— WHAT YOU SHOULD DO —
Your task is to gather the lines below that hold the string "chevron".

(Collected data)
begin
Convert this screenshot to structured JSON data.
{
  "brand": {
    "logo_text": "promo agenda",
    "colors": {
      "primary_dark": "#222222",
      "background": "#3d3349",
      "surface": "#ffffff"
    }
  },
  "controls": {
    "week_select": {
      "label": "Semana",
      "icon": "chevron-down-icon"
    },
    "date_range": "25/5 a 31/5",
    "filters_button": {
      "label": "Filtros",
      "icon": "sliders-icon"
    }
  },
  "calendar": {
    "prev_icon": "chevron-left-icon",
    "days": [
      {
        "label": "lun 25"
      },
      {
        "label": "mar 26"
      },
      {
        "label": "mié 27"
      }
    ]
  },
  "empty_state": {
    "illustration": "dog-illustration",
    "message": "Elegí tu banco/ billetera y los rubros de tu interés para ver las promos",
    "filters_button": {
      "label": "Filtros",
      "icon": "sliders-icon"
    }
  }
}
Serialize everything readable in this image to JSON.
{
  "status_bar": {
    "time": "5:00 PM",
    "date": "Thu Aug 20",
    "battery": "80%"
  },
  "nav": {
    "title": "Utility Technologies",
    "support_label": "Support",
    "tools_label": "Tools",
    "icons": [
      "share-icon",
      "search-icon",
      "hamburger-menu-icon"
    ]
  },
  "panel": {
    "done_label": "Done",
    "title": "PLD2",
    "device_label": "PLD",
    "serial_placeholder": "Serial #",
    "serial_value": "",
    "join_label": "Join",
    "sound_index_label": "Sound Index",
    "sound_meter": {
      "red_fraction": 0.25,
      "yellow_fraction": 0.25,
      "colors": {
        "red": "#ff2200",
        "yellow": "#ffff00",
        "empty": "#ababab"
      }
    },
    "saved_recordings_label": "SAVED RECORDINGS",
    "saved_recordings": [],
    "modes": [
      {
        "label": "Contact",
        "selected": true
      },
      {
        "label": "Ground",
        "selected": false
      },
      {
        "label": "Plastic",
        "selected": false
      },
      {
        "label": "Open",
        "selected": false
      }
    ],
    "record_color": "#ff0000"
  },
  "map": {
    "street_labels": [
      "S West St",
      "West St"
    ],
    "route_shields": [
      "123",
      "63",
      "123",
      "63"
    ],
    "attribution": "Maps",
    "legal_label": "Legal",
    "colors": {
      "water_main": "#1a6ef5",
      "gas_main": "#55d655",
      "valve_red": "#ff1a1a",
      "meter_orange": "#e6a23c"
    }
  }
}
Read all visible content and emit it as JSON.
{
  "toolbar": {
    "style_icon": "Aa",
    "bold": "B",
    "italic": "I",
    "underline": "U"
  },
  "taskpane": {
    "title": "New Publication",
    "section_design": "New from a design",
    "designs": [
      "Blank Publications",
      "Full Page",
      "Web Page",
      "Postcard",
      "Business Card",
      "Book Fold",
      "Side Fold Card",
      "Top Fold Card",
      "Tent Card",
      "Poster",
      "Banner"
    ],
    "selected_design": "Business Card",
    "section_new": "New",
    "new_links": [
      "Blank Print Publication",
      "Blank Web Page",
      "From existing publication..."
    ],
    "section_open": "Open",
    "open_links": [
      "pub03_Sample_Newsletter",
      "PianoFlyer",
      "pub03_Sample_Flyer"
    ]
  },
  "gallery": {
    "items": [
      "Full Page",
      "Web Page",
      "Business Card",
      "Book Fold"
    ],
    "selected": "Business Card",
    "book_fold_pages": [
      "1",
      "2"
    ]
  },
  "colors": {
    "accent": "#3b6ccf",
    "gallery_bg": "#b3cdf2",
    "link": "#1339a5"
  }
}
end
— TASK RESPONSE —
      "icon": "chevron-down-icon"
    "prev_icon": "chevron-left-icon",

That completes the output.